*** DATA SHOWN
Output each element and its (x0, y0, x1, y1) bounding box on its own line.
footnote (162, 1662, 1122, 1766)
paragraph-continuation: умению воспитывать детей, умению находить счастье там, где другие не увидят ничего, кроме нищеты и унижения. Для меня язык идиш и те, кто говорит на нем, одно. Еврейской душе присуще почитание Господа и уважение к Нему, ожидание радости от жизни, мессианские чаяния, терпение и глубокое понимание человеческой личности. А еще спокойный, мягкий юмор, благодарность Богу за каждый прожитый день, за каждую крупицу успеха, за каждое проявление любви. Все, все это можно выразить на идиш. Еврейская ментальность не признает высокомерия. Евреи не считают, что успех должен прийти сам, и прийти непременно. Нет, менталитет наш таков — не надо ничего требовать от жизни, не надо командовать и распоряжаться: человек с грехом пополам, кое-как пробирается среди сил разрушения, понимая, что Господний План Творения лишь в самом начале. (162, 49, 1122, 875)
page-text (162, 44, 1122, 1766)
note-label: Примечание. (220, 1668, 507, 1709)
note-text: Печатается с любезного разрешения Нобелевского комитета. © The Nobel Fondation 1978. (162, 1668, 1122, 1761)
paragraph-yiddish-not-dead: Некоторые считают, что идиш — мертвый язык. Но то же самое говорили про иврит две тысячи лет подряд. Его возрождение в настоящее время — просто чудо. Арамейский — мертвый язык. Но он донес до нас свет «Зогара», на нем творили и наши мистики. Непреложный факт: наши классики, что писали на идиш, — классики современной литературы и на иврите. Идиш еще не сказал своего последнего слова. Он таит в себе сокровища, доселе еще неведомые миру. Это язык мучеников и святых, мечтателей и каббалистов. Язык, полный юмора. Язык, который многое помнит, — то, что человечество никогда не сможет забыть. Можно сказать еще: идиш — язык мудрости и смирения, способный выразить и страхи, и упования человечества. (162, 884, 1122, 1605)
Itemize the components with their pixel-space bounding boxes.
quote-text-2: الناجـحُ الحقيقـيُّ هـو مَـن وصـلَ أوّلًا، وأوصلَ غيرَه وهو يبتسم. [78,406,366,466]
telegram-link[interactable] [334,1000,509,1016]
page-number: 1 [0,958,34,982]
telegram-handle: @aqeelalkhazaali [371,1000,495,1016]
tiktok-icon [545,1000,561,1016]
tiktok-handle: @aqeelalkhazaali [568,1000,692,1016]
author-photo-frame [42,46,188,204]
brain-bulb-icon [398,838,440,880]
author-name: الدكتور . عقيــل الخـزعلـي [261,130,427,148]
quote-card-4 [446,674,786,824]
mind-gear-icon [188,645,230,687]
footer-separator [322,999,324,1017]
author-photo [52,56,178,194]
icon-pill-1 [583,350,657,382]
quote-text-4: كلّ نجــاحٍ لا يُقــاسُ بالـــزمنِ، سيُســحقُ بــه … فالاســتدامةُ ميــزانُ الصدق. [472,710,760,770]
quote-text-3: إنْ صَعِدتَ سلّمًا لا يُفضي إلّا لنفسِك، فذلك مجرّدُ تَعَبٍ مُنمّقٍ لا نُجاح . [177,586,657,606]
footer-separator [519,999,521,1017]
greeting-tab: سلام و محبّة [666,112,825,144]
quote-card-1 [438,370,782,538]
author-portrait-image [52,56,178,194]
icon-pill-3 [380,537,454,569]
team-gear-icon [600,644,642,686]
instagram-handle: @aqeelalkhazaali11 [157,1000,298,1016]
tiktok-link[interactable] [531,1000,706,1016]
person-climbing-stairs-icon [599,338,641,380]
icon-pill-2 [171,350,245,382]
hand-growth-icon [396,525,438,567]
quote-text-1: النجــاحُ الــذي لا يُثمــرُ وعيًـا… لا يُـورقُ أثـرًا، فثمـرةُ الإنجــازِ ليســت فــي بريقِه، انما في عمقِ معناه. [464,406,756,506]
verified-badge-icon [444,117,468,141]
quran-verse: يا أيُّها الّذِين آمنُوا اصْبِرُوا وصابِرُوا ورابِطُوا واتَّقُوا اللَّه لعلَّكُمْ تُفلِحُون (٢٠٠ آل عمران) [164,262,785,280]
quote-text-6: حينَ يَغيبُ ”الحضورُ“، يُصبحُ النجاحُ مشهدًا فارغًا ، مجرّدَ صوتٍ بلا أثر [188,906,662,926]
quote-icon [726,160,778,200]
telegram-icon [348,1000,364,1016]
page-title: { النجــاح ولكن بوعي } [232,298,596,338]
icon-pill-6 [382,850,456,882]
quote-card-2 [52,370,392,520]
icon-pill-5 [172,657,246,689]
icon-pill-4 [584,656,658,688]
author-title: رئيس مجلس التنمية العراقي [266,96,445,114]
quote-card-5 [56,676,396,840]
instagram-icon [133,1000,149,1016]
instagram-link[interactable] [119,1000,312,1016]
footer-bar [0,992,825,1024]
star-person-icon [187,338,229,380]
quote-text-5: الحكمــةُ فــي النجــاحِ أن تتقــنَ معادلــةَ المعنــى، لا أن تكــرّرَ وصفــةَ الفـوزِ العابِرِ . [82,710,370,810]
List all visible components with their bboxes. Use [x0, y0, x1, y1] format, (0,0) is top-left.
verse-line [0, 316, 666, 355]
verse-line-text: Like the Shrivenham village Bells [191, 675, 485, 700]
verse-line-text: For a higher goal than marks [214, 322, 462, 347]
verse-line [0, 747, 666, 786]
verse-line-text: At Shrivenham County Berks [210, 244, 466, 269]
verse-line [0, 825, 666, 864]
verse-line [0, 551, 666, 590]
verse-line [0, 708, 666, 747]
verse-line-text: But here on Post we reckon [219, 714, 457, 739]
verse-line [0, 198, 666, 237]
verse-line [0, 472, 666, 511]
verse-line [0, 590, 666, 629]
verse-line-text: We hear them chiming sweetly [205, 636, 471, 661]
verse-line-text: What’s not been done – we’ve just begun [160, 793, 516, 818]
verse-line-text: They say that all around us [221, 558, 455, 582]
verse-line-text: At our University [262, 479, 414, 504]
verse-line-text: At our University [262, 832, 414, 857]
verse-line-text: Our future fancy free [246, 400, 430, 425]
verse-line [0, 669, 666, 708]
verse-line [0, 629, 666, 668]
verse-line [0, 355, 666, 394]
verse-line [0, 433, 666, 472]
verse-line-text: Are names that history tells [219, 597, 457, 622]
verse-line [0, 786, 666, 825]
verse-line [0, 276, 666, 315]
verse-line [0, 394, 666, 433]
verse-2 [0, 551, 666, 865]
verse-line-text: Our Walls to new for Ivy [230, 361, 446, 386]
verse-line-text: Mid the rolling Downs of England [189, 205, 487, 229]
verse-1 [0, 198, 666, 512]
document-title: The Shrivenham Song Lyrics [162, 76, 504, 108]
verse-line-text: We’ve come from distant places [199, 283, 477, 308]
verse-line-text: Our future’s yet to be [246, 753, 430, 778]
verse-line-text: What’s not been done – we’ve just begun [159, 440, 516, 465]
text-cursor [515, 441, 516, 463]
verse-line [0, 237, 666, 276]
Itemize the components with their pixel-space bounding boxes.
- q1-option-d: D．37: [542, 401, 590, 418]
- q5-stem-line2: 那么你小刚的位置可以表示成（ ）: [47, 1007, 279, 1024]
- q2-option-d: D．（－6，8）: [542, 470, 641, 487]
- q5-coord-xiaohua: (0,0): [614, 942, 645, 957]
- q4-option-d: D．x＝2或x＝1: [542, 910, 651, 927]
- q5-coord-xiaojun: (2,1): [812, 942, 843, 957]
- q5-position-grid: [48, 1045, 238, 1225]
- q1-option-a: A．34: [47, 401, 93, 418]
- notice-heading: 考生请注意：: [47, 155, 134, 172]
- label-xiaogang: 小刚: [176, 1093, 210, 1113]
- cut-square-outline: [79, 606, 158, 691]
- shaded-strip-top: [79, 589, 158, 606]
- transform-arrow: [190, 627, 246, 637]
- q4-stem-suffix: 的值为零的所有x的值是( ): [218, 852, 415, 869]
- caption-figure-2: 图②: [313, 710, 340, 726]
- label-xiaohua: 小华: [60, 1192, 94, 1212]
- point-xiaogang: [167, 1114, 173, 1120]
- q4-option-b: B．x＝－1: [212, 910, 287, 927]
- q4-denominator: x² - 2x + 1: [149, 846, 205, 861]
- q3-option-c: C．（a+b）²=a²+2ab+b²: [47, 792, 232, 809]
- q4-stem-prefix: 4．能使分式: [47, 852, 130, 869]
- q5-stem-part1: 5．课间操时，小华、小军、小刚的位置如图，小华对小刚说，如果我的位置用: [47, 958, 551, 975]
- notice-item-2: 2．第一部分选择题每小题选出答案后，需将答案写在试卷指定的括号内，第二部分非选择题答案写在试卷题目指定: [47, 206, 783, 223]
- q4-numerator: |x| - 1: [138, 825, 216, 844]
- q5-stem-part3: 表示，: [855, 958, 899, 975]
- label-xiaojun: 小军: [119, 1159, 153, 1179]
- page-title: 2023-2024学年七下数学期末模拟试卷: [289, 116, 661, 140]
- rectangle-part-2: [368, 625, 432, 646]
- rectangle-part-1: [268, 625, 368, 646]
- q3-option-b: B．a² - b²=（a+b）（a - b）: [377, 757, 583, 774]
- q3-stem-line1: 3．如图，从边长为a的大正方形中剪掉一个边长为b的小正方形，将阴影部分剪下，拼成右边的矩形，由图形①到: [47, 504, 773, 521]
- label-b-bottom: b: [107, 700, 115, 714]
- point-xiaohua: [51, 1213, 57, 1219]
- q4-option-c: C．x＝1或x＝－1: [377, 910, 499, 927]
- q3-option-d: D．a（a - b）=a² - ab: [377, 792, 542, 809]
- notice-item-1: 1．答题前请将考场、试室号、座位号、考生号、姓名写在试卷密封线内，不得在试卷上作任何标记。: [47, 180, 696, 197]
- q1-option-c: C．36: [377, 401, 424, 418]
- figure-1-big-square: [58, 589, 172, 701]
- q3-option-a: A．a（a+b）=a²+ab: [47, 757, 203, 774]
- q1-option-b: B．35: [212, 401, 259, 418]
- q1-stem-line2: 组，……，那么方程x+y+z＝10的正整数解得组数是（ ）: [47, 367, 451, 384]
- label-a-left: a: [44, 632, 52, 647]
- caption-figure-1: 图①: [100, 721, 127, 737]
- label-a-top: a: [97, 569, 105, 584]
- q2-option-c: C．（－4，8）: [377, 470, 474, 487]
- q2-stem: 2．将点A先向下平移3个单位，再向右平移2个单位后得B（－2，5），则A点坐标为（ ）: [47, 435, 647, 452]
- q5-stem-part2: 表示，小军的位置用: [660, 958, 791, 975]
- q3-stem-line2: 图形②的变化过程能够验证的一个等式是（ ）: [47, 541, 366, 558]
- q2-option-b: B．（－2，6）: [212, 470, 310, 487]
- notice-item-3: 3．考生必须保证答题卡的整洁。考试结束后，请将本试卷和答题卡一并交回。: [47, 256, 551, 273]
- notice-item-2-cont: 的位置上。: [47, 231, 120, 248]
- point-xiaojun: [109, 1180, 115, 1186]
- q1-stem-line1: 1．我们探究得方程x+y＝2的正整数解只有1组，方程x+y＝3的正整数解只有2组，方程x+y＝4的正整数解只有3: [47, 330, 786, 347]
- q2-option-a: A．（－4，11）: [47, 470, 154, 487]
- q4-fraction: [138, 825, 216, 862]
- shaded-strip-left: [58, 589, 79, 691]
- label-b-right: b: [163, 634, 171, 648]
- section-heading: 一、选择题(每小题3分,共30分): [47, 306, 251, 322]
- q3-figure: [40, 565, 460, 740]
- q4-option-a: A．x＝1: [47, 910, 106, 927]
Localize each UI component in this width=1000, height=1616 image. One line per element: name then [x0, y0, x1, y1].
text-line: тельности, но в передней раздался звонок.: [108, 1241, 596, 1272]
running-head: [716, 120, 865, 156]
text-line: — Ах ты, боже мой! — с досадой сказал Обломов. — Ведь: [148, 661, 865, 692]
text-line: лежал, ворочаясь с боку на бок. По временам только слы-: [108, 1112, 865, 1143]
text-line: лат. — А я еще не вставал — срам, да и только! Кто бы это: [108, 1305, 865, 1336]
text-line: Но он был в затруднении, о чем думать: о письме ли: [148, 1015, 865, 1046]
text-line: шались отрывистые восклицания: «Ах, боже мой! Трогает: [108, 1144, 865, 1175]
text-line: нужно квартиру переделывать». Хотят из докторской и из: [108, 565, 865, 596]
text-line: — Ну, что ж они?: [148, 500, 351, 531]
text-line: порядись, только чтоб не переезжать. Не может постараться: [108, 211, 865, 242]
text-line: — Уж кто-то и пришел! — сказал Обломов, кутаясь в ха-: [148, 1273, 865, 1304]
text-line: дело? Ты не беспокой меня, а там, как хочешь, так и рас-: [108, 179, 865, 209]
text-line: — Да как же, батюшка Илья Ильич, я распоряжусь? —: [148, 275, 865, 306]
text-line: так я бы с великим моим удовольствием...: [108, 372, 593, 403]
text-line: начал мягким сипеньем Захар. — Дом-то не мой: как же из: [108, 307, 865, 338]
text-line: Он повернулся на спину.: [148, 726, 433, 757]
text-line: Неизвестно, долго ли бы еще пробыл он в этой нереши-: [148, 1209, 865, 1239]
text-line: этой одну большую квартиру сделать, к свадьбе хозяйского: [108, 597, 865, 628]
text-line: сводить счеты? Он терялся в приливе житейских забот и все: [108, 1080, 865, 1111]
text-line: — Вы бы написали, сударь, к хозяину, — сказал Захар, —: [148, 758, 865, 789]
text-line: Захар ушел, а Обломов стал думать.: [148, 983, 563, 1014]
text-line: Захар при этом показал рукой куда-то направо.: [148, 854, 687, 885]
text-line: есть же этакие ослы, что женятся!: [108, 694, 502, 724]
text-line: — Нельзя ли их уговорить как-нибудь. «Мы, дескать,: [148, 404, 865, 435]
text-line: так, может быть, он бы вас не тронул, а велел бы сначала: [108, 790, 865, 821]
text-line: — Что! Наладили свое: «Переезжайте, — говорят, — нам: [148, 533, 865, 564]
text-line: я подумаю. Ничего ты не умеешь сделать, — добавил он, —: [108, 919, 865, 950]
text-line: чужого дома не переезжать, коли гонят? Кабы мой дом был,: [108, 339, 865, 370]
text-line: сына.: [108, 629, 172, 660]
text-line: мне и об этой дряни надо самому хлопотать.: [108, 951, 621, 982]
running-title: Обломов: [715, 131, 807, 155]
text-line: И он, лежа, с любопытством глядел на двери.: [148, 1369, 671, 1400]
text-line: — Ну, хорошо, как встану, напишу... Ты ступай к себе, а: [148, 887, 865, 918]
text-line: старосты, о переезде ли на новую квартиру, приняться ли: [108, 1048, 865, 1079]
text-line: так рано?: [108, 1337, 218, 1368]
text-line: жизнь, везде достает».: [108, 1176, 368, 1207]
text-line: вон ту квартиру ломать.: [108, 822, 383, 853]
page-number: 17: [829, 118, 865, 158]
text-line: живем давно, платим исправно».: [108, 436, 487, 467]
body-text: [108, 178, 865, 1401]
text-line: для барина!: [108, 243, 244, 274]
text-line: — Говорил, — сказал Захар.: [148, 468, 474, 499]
******
- _WORK INSTRUCTIONS_:
Could you return, word for word, the lines above starting at the very first one and ending at the one containing "footnote (162, 1662, 1122, 1766)", both included, with nothing else?

- _WRITTEN RESPONSE_:
Output each element and its (x0, y0, x1, y1) bounding box on its own line.
footnote (162, 1662, 1122, 1766)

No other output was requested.